[Extracted records]
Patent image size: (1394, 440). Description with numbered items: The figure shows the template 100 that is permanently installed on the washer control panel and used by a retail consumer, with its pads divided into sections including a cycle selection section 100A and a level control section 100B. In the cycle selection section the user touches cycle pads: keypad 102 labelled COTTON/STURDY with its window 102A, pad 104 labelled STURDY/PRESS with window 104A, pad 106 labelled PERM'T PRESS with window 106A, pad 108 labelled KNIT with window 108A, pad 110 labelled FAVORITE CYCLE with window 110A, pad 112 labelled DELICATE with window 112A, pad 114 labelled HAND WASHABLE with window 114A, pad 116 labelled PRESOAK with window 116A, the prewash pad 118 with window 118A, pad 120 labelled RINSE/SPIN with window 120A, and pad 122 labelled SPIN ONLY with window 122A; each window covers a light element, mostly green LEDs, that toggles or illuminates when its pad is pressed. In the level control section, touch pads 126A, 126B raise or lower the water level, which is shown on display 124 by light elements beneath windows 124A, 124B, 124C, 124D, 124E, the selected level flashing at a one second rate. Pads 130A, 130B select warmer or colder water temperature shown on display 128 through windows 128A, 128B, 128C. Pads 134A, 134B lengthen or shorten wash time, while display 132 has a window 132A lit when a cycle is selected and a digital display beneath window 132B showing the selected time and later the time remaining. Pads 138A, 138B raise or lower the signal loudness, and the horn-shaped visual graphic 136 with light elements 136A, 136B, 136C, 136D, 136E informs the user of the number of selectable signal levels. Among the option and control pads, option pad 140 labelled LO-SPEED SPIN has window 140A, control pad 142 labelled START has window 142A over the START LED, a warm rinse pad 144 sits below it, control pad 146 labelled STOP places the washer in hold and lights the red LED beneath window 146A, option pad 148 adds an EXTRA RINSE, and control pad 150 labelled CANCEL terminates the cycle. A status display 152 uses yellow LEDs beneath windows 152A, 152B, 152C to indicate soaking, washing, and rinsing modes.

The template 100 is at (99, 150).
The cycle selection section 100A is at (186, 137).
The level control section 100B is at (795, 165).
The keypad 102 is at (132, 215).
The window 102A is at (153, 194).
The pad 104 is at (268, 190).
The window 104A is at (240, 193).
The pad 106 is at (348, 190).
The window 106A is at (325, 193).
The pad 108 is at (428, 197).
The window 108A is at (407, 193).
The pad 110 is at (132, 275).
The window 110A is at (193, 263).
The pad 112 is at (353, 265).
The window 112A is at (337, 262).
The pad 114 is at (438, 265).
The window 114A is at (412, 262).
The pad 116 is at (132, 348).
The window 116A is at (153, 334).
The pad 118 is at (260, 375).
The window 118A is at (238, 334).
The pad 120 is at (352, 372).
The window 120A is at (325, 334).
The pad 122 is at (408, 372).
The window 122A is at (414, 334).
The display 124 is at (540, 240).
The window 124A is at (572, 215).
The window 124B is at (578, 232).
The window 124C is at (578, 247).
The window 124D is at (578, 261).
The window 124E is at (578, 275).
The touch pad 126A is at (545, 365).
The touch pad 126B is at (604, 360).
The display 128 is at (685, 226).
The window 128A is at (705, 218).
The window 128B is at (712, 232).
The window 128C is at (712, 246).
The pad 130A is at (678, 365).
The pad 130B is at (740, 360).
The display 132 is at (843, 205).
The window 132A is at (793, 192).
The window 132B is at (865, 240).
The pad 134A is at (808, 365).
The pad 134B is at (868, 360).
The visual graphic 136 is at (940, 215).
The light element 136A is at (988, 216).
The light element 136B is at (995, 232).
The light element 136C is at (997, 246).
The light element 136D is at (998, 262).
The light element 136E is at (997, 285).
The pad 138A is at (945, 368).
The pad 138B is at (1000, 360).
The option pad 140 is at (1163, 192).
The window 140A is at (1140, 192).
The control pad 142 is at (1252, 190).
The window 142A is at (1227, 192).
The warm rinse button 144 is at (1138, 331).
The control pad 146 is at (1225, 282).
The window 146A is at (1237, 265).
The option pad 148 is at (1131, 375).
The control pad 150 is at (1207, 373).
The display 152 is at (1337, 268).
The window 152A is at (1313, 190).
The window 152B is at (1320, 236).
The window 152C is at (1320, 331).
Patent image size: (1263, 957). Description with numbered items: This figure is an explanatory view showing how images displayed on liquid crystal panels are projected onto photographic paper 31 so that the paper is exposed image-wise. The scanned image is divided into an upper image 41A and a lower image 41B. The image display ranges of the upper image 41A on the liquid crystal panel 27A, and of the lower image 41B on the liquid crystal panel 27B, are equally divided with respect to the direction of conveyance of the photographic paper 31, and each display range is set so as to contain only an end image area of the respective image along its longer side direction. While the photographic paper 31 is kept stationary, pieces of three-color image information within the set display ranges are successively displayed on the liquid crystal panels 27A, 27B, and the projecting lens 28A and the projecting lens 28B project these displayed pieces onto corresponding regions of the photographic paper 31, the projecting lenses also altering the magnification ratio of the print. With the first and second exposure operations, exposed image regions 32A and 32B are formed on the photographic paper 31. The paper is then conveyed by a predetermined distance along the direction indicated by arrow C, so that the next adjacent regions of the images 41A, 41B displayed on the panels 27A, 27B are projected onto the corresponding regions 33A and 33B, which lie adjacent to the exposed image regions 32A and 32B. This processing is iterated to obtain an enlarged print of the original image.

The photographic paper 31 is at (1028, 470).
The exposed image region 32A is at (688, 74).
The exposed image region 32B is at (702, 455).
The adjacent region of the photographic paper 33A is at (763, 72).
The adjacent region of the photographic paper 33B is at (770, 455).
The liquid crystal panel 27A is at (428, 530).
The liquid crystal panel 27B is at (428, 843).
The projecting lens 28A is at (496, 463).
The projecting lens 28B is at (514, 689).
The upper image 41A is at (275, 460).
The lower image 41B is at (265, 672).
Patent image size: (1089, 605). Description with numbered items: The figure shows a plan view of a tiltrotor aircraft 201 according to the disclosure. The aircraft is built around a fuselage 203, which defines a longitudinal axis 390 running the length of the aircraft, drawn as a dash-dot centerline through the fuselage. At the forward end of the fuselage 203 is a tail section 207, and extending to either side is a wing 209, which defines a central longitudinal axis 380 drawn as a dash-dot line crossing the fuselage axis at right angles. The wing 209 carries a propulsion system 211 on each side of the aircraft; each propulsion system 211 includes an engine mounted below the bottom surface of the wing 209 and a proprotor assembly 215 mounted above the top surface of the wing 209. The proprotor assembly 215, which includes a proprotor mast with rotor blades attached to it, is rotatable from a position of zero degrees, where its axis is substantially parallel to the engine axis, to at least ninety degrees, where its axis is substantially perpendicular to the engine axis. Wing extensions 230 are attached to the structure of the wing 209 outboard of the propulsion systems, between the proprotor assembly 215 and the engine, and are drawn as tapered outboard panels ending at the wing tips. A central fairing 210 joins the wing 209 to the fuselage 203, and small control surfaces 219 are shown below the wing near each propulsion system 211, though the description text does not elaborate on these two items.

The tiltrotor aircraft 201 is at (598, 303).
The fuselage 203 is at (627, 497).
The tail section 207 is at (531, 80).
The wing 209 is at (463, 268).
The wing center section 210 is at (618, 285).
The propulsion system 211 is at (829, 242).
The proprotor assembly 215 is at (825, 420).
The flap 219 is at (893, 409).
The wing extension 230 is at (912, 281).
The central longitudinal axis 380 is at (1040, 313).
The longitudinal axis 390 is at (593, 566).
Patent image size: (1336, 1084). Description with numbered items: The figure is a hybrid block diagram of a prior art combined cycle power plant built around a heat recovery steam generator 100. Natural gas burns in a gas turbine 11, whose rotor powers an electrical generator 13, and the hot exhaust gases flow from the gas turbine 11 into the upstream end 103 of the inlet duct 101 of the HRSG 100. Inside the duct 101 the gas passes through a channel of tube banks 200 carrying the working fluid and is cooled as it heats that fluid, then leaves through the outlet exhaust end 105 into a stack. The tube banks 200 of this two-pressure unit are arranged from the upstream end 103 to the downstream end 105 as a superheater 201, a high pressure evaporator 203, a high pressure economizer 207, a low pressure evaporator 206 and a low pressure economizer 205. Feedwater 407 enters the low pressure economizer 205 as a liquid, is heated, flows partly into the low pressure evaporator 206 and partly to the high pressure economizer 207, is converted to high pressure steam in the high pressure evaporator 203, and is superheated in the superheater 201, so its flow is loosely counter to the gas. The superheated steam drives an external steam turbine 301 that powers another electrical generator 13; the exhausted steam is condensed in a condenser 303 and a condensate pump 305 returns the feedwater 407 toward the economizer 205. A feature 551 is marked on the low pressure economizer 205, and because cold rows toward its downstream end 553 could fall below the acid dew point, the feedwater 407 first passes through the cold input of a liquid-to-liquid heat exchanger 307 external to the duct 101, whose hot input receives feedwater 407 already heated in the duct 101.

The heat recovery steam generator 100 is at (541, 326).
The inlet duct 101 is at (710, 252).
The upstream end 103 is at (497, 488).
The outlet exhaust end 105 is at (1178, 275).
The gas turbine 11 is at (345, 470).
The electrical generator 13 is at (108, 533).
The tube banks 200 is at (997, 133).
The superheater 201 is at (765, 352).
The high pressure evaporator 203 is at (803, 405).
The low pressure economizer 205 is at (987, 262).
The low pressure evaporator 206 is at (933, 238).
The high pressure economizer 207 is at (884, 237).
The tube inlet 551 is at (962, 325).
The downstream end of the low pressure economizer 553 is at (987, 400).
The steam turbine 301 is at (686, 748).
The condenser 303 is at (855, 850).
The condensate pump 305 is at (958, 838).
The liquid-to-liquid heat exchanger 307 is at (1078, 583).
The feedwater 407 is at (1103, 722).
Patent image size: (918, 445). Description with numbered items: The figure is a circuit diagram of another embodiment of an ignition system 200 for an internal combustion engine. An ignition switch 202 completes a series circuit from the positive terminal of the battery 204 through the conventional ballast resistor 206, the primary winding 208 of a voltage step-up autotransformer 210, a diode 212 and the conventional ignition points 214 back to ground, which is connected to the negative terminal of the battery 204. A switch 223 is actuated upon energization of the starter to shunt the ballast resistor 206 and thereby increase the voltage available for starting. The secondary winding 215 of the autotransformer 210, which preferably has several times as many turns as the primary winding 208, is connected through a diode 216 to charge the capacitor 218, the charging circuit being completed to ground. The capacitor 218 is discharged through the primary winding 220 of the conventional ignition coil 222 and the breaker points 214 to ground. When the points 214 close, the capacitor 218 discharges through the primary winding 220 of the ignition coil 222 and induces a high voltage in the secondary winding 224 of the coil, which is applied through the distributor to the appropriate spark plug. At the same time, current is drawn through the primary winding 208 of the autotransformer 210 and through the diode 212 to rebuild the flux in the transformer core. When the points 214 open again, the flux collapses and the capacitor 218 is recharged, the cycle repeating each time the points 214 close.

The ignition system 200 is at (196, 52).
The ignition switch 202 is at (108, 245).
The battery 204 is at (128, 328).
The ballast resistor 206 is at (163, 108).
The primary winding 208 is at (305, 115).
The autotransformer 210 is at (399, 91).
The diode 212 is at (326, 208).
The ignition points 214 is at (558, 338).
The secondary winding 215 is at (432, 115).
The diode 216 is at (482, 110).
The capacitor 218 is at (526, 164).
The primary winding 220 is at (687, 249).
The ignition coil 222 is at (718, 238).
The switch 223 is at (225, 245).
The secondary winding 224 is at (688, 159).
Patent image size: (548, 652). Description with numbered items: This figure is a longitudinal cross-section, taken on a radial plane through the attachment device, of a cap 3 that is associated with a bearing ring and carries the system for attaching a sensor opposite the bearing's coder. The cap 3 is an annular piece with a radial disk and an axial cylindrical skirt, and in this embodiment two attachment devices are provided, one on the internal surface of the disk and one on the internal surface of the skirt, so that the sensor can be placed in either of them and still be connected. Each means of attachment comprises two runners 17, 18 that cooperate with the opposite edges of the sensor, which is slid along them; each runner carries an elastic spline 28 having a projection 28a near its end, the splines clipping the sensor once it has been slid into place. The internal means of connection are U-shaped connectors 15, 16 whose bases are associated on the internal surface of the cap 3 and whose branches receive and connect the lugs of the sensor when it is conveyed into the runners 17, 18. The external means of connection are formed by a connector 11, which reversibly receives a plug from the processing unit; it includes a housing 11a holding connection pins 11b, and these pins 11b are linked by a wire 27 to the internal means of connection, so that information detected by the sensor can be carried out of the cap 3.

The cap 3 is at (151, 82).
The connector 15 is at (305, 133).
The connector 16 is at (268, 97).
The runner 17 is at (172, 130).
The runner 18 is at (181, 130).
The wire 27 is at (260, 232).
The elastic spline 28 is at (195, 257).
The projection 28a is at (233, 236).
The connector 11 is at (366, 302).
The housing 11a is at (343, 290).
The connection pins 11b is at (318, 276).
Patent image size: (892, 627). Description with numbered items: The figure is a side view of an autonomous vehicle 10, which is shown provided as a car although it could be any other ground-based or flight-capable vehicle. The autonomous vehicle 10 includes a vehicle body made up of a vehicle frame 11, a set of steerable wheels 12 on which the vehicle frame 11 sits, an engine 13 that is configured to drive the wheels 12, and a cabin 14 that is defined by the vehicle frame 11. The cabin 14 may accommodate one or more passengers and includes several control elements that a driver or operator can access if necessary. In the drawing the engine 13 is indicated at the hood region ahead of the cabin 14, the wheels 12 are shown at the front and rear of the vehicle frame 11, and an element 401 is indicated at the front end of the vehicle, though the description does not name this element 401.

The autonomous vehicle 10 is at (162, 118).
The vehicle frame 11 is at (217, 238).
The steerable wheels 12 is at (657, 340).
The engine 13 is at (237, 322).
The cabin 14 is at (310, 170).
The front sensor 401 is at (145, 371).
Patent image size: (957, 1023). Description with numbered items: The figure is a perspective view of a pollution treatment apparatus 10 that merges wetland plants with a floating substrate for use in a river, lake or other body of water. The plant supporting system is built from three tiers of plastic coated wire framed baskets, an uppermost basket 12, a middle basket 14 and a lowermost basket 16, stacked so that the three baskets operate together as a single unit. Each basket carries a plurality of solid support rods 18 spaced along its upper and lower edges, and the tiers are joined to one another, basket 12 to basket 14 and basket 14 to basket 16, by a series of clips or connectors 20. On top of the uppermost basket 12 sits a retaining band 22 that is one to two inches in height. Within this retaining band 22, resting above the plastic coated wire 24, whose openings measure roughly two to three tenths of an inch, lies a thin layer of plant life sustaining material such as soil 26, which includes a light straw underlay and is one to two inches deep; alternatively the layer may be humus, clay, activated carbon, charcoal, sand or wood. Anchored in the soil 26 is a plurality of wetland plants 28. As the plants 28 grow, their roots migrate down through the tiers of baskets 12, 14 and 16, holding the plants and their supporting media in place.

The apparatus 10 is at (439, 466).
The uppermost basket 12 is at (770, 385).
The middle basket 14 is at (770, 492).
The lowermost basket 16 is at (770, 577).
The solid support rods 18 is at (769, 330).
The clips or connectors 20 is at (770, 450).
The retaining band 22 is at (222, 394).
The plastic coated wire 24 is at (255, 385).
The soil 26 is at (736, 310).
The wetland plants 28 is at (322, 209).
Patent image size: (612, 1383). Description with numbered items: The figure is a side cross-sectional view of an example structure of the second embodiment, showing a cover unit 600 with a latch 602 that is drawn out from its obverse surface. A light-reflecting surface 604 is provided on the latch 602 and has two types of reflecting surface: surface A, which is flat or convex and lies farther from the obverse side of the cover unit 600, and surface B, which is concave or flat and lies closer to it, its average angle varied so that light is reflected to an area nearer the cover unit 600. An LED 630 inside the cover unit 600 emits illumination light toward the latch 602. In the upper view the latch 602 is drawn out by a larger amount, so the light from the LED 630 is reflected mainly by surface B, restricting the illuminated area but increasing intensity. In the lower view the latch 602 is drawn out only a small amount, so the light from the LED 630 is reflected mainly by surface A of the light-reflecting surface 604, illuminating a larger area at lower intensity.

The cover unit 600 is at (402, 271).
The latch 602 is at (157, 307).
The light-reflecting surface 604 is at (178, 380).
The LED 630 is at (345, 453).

WRITTEN TASK: Take the part that opens with the line containing "Patent image size: (918, 445)." and closes with the line containing "The ignition system 200 is at (196, 52).", switch "circuit diagram" to "wiring diagram", and give those lines again with everything else left the same.

PROBLEM SOLUTION:
Patent image size: (918, 445). Description with numbered items: The figure is a wiring diagram of another embodiment of an ignition system 200 for an internal combustion engine. An ignition switch 202 completes a series circuit from the positive terminal of the battery 204 through the conventional ballast resistor 206, the primary winding 208 of a voltage step-up autotransformer 210, a diode 212 and the conventional ignition points 214 back to ground, which is connected to the negative terminal of the battery 204. A switch 223 is actuated upon energization of the starter to shunt the ballast resistor 206 and thereby increase the voltage available for starting. The secondary winding 215 of the autotransformer 210, which preferably has several times as many turns as the primary winding 208, is connected through a diode 216 to charge the capacitor 218, the charging circuit being completed to ground. The capacitor 218 is discharged through the primary winding 220 of the conventional ignition coil 222 and the breaker points 214 to ground. When the points 214 close, the capacitor 218 discharges through the primary winding 220 of the ignition coil 222 and induces a high voltage in the secondary winding 224 of the coil, which is applied through the distributor to the appropriate spark plug. At the same time, current is drawn through the primary winding 208 of the autotransformer 210 and through the diode 212 to rebuild the flux in the transformer core. When the points 214 open again, the flux collapses and the capacitor 218 is recharged, the cycle repeating each time the points 214 close.

The ignition system 200 is at (196, 52).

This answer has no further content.